STATED GOAL: Gather each line of the records where "Wildfires" appears.

SOURCE RECORDS:
* START *

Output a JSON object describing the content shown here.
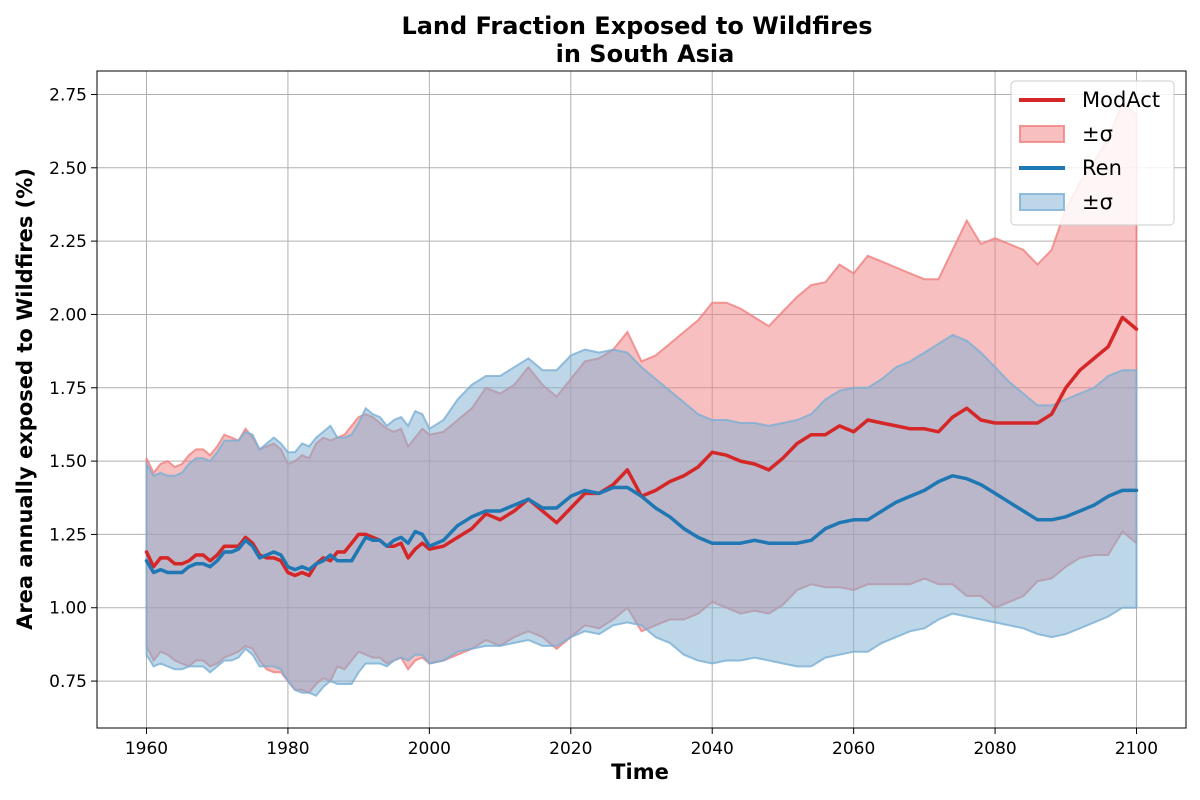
{
  "chart_data": {
    "type": "line",
    "title_line1": "Land Fraction Exposed to Wildfires",
    "title_line2": "in South Asia",
    "xlabel": "Time",
    "ylabel": "Area annually exposed to Wildfires (%)",
    "xlim": [
      1953,
      2107
    ],
    "ylim": [
      0.59,
      2.83
    ],
    "xticks": [
      1960,
      1980,
      2000,
      2020,
      2040,
      2060,
      2080,
      2100
    ],
    "yticks": [
      0.75,
      1.0,
      1.25,
      1.5,
      1.75,
      2.0,
      2.25,
      2.5,
      2.75
    ],
    "ytick_labels": [
      "0.75",
      "1.00",
      "1.25",
      "1.50",
      "1.75",
      "2.00",
      "2.25",
      "2.50",
      "2.75"
    ],
    "grid": true,
    "legend_position": "top-right",
    "legend": [
      {
        "label": "ModAct",
        "kind": "line",
        "series": 0
      },
      {
        "label": "±σ",
        "kind": "band",
        "series": 0
      },
      {
        "label": "Ren",
        "kind": "line",
        "series": 1
      },
      {
        "label": "±σ",
        "kind": "band",
        "series": 1
      }
    ],
    "series": [
      {
        "name": "ModAct",
        "color": "#d62728",
        "band_color": "#f08080",
        "x": [
          1960,
          1961,
          1962,
          1963,
          1964,
          1965,
          1966,
          1967,
          1968,
          1969,
          1970,
          1971,
          1972,
          1973,
          1974,
          1975,
          1976,
          1977,
          1978,
          1979,
          1980,
          1981,
          1982,
          1983,
          1984,
          1985,
          1986,
          1987,
          1988,
          1989,
          1990,
          1991,
          1992,
          1993,
          1994,
          1995,
          1996,
          1997,
          1998,
          1999,
          2000,
          2002,
          2004,
          2006,
          2008,
          2010,
          2012,
          2014,
          2016,
          2018,
          2020,
          2022,
          2024,
          2026,
          2028,
          2030,
          2032,
          2034,
          2036,
          2038,
          2040,
          2042,
          2044,
          2046,
          2048,
          2050,
          2052,
          2054,
          2056,
          2058,
          2060,
          2062,
          2064,
          2066,
          2068,
          2070,
          2072,
          2074,
          2076,
          2078,
          2080,
          2082,
          2084,
          2086,
          2088,
          2090,
          2092,
          2094,
          2096,
          2098,
          2100
        ],
        "mean": [
          1.19,
          1.14,
          1.17,
          1.17,
          1.15,
          1.15,
          1.16,
          1.18,
          1.18,
          1.16,
          1.18,
          1.21,
          1.21,
          1.21,
          1.24,
          1.22,
          1.18,
          1.17,
          1.17,
          1.16,
          1.12,
          1.11,
          1.12,
          1.11,
          1.15,
          1.17,
          1.16,
          1.19,
          1.19,
          1.22,
          1.25,
          1.25,
          1.24,
          1.23,
          1.21,
          1.21,
          1.22,
          1.17,
          1.2,
          1.22,
          1.2,
          1.21,
          1.24,
          1.27,
          1.32,
          1.3,
          1.33,
          1.37,
          1.33,
          1.29,
          1.34,
          1.39,
          1.39,
          1.42,
          1.47,
          1.38,
          1.4,
          1.43,
          1.45,
          1.48,
          1.53,
          1.52,
          1.5,
          1.49,
          1.47,
          1.51,
          1.56,
          1.59,
          1.59,
          1.62,
          1.6,
          1.64,
          1.63,
          1.62,
          1.61,
          1.61,
          1.6,
          1.65,
          1.68,
          1.64,
          1.63,
          1.63,
          1.63,
          1.63,
          1.66,
          1.75,
          1.81,
          1.85,
          1.89,
          1.99,
          1.95
        ],
        "upper": [
          1.51,
          1.46,
          1.49,
          1.5,
          1.48,
          1.49,
          1.52,
          1.54,
          1.54,
          1.52,
          1.55,
          1.59,
          1.58,
          1.57,
          1.61,
          1.58,
          1.54,
          1.55,
          1.56,
          1.54,
          1.49,
          1.5,
          1.52,
          1.51,
          1.56,
          1.58,
          1.57,
          1.58,
          1.59,
          1.62,
          1.65,
          1.66,
          1.65,
          1.63,
          1.61,
          1.6,
          1.61,
          1.55,
          1.58,
          1.61,
          1.59,
          1.6,
          1.64,
          1.68,
          1.75,
          1.73,
          1.76,
          1.82,
          1.76,
          1.72,
          1.78,
          1.84,
          1.85,
          1.88,
          1.94,
          1.84,
          1.86,
          1.9,
          1.94,
          1.98,
          2.04,
          2.04,
          2.02,
          1.99,
          1.96,
          2.01,
          2.06,
          2.1,
          2.11,
          2.17,
          2.14,
          2.2,
          2.18,
          2.16,
          2.14,
          2.12,
          2.12,
          2.22,
          2.32,
          2.24,
          2.26,
          2.24,
          2.22,
          2.17,
          2.22,
          2.36,
          2.45,
          2.52,
          2.6,
          2.72,
          2.68
        ],
        "lower": [
          0.87,
          0.82,
          0.85,
          0.84,
          0.82,
          0.81,
          0.8,
          0.82,
          0.82,
          0.8,
          0.81,
          0.83,
          0.84,
          0.85,
          0.87,
          0.86,
          0.82,
          0.79,
          0.78,
          0.78,
          0.75,
          0.72,
          0.72,
          0.71,
          0.74,
          0.76,
          0.75,
          0.8,
          0.79,
          0.82,
          0.85,
          0.84,
          0.83,
          0.83,
          0.81,
          0.82,
          0.83,
          0.79,
          0.82,
          0.83,
          0.81,
          0.82,
          0.84,
          0.86,
          0.89,
          0.87,
          0.9,
          0.92,
          0.9,
          0.86,
          0.9,
          0.94,
          0.93,
          0.96,
          1.0,
          0.92,
          0.94,
          0.96,
          0.96,
          0.98,
          1.02,
          1.0,
          0.98,
          0.99,
          0.98,
          1.01,
          1.06,
          1.08,
          1.07,
          1.07,
          1.06,
          1.08,
          1.08,
          1.08,
          1.08,
          1.1,
          1.08,
          1.08,
          1.04,
          1.04,
          1.0,
          1.02,
          1.04,
          1.09,
          1.1,
          1.14,
          1.17,
          1.18,
          1.18,
          1.26,
          1.22
        ]
      },
      {
        "name": "Ren",
        "color": "#1f77b4",
        "band_color": "#7bafd4",
        "x": [
          1960,
          1961,
          1962,
          1963,
          1964,
          1965,
          1966,
          1967,
          1968,
          1969,
          1970,
          1971,
          1972,
          1973,
          1974,
          1975,
          1976,
          1977,
          1978,
          1979,
          1980,
          1981,
          1982,
          1983,
          1984,
          1985,
          1986,
          1987,
          1988,
          1989,
          1990,
          1991,
          1992,
          1993,
          1994,
          1995,
          1996,
          1997,
          1998,
          1999,
          2000,
          2002,
          2004,
          2006,
          2008,
          2010,
          2012,
          2014,
          2016,
          2018,
          2020,
          2022,
          2024,
          2026,
          2028,
          2030,
          2032,
          2034,
          2036,
          2038,
          2040,
          2042,
          2044,
          2046,
          2048,
          2050,
          2052,
          2054,
          2056,
          2058,
          2060,
          2062,
          2064,
          2066,
          2068,
          2070,
          2072,
          2074,
          2076,
          2078,
          2080,
          2082,
          2084,
          2086,
          2088,
          2090,
          2092,
          2094,
          2096,
          2098,
          2100
        ],
        "mean": [
          1.16,
          1.12,
          1.13,
          1.12,
          1.12,
          1.12,
          1.14,
          1.15,
          1.15,
          1.14,
          1.16,
          1.19,
          1.19,
          1.2,
          1.23,
          1.21,
          1.17,
          1.18,
          1.19,
          1.18,
          1.14,
          1.13,
          1.14,
          1.13,
          1.15,
          1.16,
          1.18,
          1.16,
          1.16,
          1.16,
          1.2,
          1.24,
          1.23,
          1.23,
          1.21,
          1.23,
          1.24,
          1.22,
          1.26,
          1.25,
          1.21,
          1.23,
          1.28,
          1.31,
          1.33,
          1.33,
          1.35,
          1.37,
          1.34,
          1.34,
          1.38,
          1.4,
          1.39,
          1.41,
          1.41,
          1.38,
          1.34,
          1.31,
          1.27,
          1.24,
          1.22,
          1.22,
          1.22,
          1.23,
          1.22,
          1.22,
          1.22,
          1.23,
          1.27,
          1.29,
          1.3,
          1.3,
          1.33,
          1.36,
          1.38,
          1.4,
          1.43,
          1.45,
          1.44,
          1.42,
          1.39,
          1.36,
          1.33,
          1.3,
          1.3,
          1.31,
          1.33,
          1.35,
          1.38,
          1.4,
          1.4
        ],
        "upper": [
          1.49,
          1.45,
          1.46,
          1.45,
          1.45,
          1.46,
          1.49,
          1.51,
          1.51,
          1.5,
          1.53,
          1.57,
          1.57,
          1.57,
          1.6,
          1.59,
          1.54,
          1.56,
          1.58,
          1.56,
          1.53,
          1.53,
          1.56,
          1.55,
          1.58,
          1.6,
          1.62,
          1.58,
          1.58,
          1.59,
          1.63,
          1.68,
          1.66,
          1.65,
          1.62,
          1.64,
          1.65,
          1.62,
          1.67,
          1.66,
          1.61,
          1.64,
          1.71,
          1.76,
          1.79,
          1.79,
          1.82,
          1.85,
          1.81,
          1.81,
          1.86,
          1.88,
          1.87,
          1.88,
          1.87,
          1.82,
          1.78,
          1.74,
          1.7,
          1.66,
          1.64,
          1.64,
          1.63,
          1.63,
          1.62,
          1.63,
          1.64,
          1.66,
          1.71,
          1.74,
          1.75,
          1.75,
          1.78,
          1.82,
          1.84,
          1.87,
          1.9,
          1.93,
          1.91,
          1.87,
          1.82,
          1.77,
          1.73,
          1.69,
          1.69,
          1.71,
          1.73,
          1.75,
          1.79,
          1.81,
          1.81
        ],
        "lower": [
          0.84,
          0.8,
          0.81,
          0.8,
          0.79,
          0.79,
          0.8,
          0.8,
          0.8,
          0.78,
          0.8,
          0.82,
          0.82,
          0.83,
          0.86,
          0.84,
          0.8,
          0.8,
          0.8,
          0.79,
          0.75,
          0.72,
          0.71,
          0.71,
          0.7,
          0.73,
          0.75,
          0.74,
          0.74,
          0.74,
          0.78,
          0.81,
          0.81,
          0.81,
          0.8,
          0.82,
          0.83,
          0.82,
          0.84,
          0.84,
          0.81,
          0.82,
          0.85,
          0.86,
          0.87,
          0.87,
          0.88,
          0.89,
          0.87,
          0.87,
          0.9,
          0.92,
          0.91,
          0.94,
          0.95,
          0.94,
          0.9,
          0.88,
          0.84,
          0.82,
          0.81,
          0.82,
          0.82,
          0.83,
          0.82,
          0.81,
          0.8,
          0.8,
          0.83,
          0.84,
          0.85,
          0.85,
          0.88,
          0.9,
          0.92,
          0.93,
          0.96,
          0.98,
          0.97,
          0.96,
          0.95,
          0.94,
          0.93,
          0.91,
          0.9,
          0.91,
          0.93,
          0.95,
          0.97,
          1.0,
          1.0
        ]
      }
    ]
  }
}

* END *

CORRECT RESPONSE:
    "title_line1": "Land Fraction Exposed to Wildfires",
    "ylabel": "Area annually exposed to Wildfires (%)",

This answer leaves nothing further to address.